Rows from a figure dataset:
↓

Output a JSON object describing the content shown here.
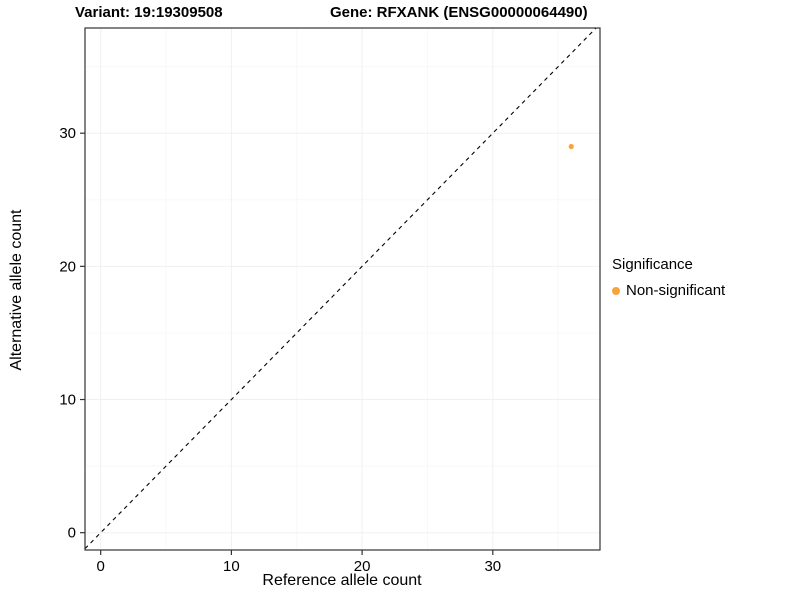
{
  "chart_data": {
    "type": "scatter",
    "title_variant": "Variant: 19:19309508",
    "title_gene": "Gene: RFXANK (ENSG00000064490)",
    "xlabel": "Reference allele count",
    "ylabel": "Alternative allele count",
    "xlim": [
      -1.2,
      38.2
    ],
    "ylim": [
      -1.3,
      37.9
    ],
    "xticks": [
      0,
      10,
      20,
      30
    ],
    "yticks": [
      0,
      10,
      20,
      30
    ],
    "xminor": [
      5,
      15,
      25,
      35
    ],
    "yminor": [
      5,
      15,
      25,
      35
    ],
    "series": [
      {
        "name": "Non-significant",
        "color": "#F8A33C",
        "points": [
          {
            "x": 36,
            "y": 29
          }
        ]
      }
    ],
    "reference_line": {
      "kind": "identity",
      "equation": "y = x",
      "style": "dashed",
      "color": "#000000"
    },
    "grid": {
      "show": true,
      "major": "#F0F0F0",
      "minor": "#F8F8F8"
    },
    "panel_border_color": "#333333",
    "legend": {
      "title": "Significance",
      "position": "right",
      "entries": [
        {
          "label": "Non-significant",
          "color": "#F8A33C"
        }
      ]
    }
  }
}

↑

▶ **Goal**: Reproduce the listing exactly. Leave its pictures out.

▶ **Right answer**:
Output a JSON object describing the content shown here.
{
  "chart_data": {
    "type": "scatter",
    "title_variant": "Variant: 19:19309508",
    "title_gene": "Gene: RFXANK (ENSG00000064490)",
    "xlabel": "Reference allele count",
    "ylabel": "Alternative allele count",
    "xlim": [
      -1.2,
      38.2
    ],
    "ylim": [
      -1.3,
      37.9
    ],
    "xticks": [
      0,
      10,
      20,
      30
    ],
    "yticks": [
      0,
      10,
      20,
      30
    ],
    "xminor": [
      5,
      15,
      25,
      35
    ],
    "yminor": [
      5,
      15,
      25,
      35
    ],
    "series": [
      {
        "name": "Non-significant",
        "color": "#F8A33C",
        "points": [
          {
            "x": 36,
            "y": 29
          }
        ]
      }
    ],
    "reference_line": {
      "kind": "identity",
      "equation": "y = x",
      "style": "dashed",
      "color": "#000000"
    },
    "grid": {
      "show": true,
      "major": "#F0F0F0",
      "minor": "#F8F8F8"
    },
    "panel_border_color": "#333333",
    "legend": {
      "title": "Significance",
      "position": "right",
      "entries": [
        {
          "label": "Non-significant",
          "color": "#F8A33C"
        }
      ]
    }
  }
}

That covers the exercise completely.